Prompt
Your task is to give the listing below back word for word, pictures excluded.

Material for the task
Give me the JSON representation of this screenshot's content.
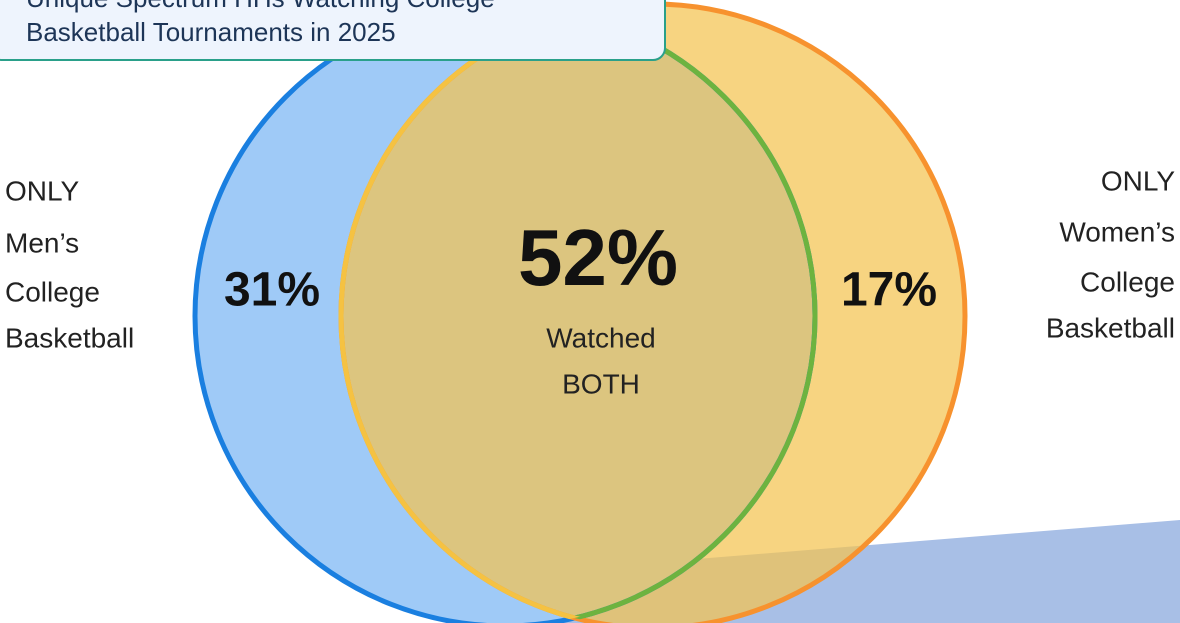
{
  "title": {
    "lines": [
      "Unique Spectrum HHs Watching College",
      "Basketball Tournaments in 2025"
    ]
  },
  "left": {
    "label_lines": [
      "ONLY",
      "Men’s",
      "College",
      "Basketball"
    ],
    "value": "31%"
  },
  "center": {
    "value": "52%",
    "label_lines": [
      "Watched",
      "BOTH"
    ]
  },
  "right": {
    "label_lines": [
      "ONLY",
      "Women’s",
      "College",
      "Basketball"
    ],
    "value": "17%"
  }
}
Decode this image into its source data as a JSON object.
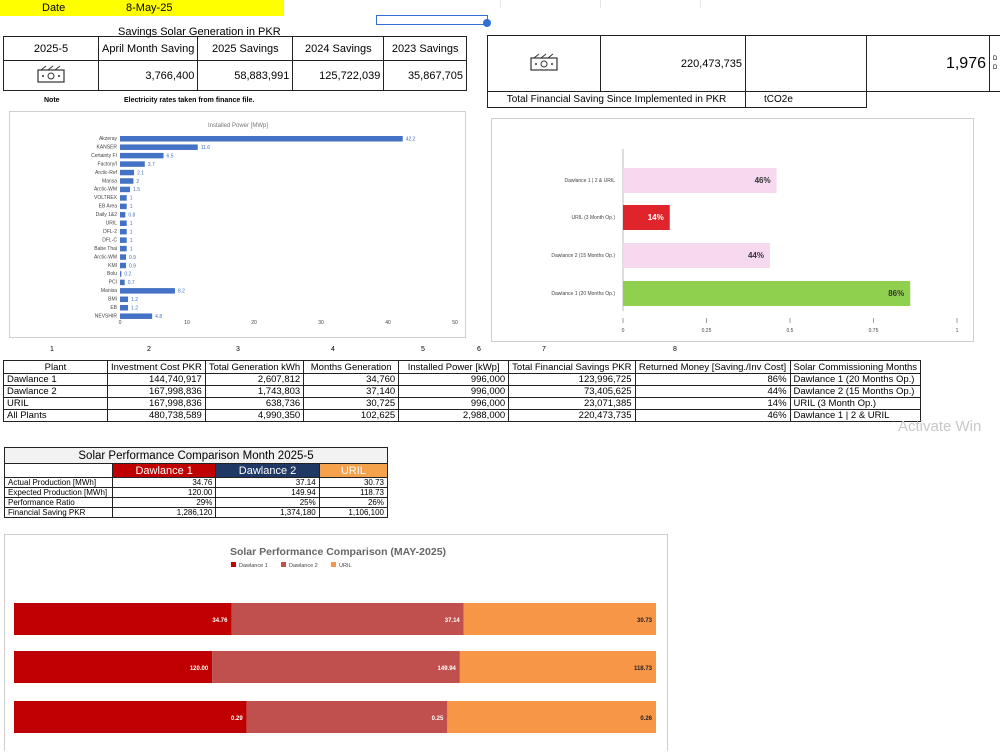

Answer to the problem
Give me the JSON representation of this screenshot's content.
{
  "title": {
    "lines": [
      "Unique Spectrum HHs Watching College",
      "Basketball Tournaments in 2025"
    ]
  },
  "left": {
    "label_lines": [
      "ONLY",
      "Men’s",
      "College",
      "Basketball"
    ],
    "value": "31%"
  },
  "center": {
    "value": "52%",
    "label_lines": [
      "Watched",
      "BOTH"
    ]
  },
  "right": {
    "label_lines": [
      "ONLY",
      "Women’s",
      "College",
      "Basketball"
    ],
    "value": "17%"
  }
}
Decode this image into its source data as a JSON object.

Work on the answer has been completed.